Requirement:
Will you output the entries below exactly, skipping every image they contain?

Data entries:
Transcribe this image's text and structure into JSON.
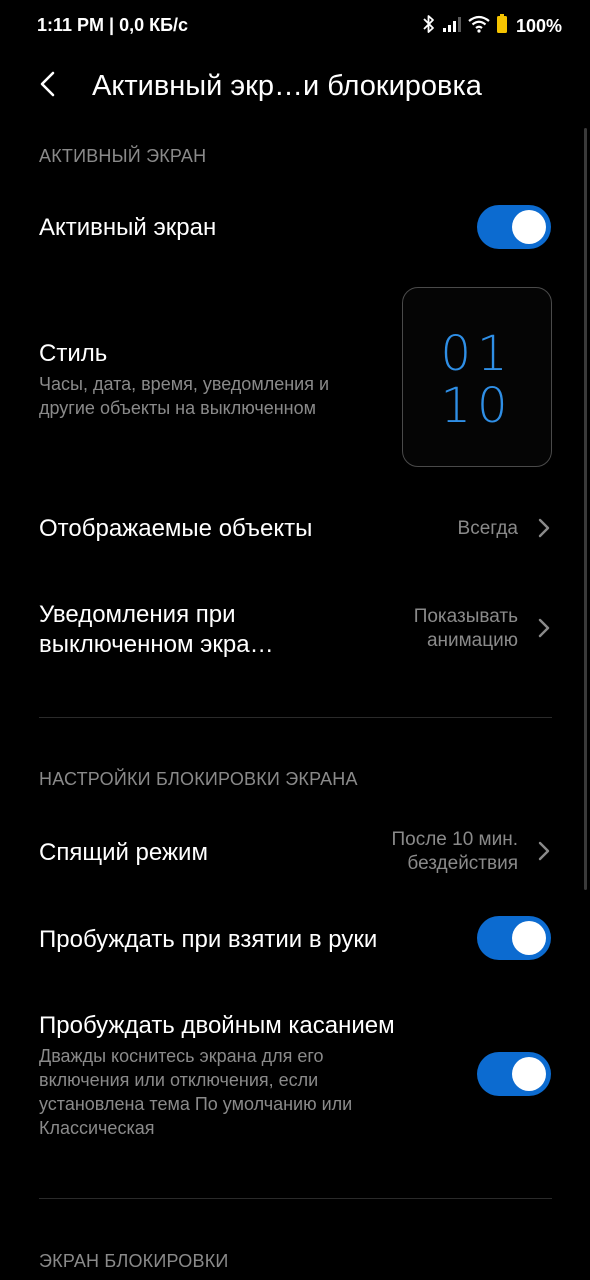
{
  "status_bar": {
    "time_speed": "1:11 PM | 0,0 КБ/с",
    "battery": "100%"
  },
  "header": {
    "title": "Активный экр…и блокировка"
  },
  "sections": {
    "aod_header": "АКТИВНЫЙ ЭКРАН",
    "lock_settings_header": "НАСТРОЙКИ БЛОКИРОВКИ ЭКРАНА",
    "lock_screen_header": "ЭКРАН БЛОКИРОВКИ"
  },
  "rows": {
    "aod": {
      "title": "Активный экран",
      "enabled": true
    },
    "style": {
      "title": "Стиль",
      "subtitle_line1": "Часы, дата, время, уведомления и",
      "subtitle_line2": "другие объекты на выключенном",
      "preview_line1": "01",
      "preview_line2": "10"
    },
    "items": {
      "title": "Отображаемые объекты",
      "value": "Всегда"
    },
    "notifications": {
      "title_line1": "Уведомления при",
      "title_line2": "выключенном экра…",
      "value_line1": "Показывать",
      "value_line2": "анимацию"
    },
    "sleep": {
      "title": "Спящий режим",
      "value_line1": "После 10 мин.",
      "value_line2": "бездействия"
    },
    "raise_to_wake": {
      "title": "Пробуждать при взятии в руки",
      "enabled": true
    },
    "double_tap": {
      "title": "Пробуждать двойным касанием",
      "subtitle_line1": "Дважды коснитесь экрана для его",
      "subtitle_line2": "включения или отключения, если",
      "subtitle_line3": "установлена тема По умолчанию или",
      "subtitle_line4": "Классическая",
      "enabled": true
    }
  },
  "colors": {
    "accent": "#0c6bd0",
    "preview_digits": "#2f8fe6",
    "secondary_text": "#8a8a8a"
  }
}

Answer for the task:
Transcribe this image's text and structure into JSON.
{
  "status_bar": {
    "time_speed": "1:11 PM | 0,0 КБ/с",
    "battery": "100%"
  },
  "header": {
    "title": "Активный экр…и блокировка"
  },
  "sections": {
    "aod_header": "АКТИВНЫЙ ЭКРАН",
    "lock_settings_header": "НАСТРОЙКИ БЛОКИРОВКИ ЭКРАНА",
    "lock_screen_header": "ЭКРАН БЛОКИРОВКИ"
  },
  "rows": {
    "aod": {
      "title": "Активный экран",
      "enabled": true
    },
    "style": {
      "title": "Стиль",
      "subtitle_line1": "Часы, дата, время, уведомления и",
      "subtitle_line2": "другие объекты на выключенном",
      "preview_line1": "01",
      "preview_line2": "10"
    },
    "items": {
      "title": "Отображаемые объекты",
      "value": "Всегда"
    },
    "notifications": {
      "title_line1": "Уведомления при",
      "title_line2": "выключенном экра…",
      "value_line1": "Показывать",
      "value_line2": "анимацию"
    },
    "sleep": {
      "title": "Спящий режим",
      "value_line1": "После 10 мин.",
      "value_line2": "бездействия"
    },
    "raise_to_wake": {
      "title": "Пробуждать при взятии в руки",
      "enabled": true
    },
    "double_tap": {
      "title": "Пробуждать двойным касанием",
      "subtitle_line1": "Дважды коснитесь экрана для его",
      "subtitle_line2": "включения или отключения, если",
      "subtitle_line3": "установлена тема По умолчанию или",
      "subtitle_line4": "Классическая",
      "enabled": true
    }
  },
  "colors": {
    "accent": "#0c6bd0",
    "preview_digits": "#2f8fe6",
    "secondary_text": "#8a8a8a"
  }
}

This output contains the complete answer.